▸ **DATASET RECORDS**:
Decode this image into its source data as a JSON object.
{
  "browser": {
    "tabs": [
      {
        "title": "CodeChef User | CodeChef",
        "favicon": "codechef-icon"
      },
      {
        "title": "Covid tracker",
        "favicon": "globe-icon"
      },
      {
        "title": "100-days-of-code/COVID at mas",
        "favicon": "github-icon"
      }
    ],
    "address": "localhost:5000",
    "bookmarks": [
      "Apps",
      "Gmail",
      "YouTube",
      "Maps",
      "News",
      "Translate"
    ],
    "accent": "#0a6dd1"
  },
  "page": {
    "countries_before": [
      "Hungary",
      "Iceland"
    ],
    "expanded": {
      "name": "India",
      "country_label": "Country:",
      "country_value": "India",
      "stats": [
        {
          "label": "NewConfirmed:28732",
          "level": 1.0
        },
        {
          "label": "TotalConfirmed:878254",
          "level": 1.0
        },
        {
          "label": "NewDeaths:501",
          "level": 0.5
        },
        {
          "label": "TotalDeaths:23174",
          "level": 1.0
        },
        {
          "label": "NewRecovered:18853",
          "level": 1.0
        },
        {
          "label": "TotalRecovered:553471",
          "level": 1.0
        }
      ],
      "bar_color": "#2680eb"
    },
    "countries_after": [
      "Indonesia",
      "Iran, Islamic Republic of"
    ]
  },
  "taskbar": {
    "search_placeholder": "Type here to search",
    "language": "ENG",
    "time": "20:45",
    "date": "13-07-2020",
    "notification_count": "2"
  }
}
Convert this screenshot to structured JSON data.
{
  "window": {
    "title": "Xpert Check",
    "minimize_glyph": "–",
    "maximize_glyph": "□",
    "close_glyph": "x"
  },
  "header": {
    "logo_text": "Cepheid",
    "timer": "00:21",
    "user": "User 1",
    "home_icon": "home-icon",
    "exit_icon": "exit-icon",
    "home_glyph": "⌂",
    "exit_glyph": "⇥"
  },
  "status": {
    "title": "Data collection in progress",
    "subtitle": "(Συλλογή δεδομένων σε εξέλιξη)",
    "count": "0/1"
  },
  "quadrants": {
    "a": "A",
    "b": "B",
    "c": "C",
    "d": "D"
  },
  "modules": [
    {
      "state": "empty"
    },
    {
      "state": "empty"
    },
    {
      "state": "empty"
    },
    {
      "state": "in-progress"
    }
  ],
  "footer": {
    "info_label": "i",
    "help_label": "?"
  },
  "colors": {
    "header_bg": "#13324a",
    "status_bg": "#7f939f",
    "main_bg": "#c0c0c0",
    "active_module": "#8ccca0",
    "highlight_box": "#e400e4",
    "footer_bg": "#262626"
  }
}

▸ **DIRECTIONS**:
Pick out each line containing "progress" and report it.

▸ **ANSWER TO THE TASK**:
    "title": "Data collection in progress",
      "state": "in-progress"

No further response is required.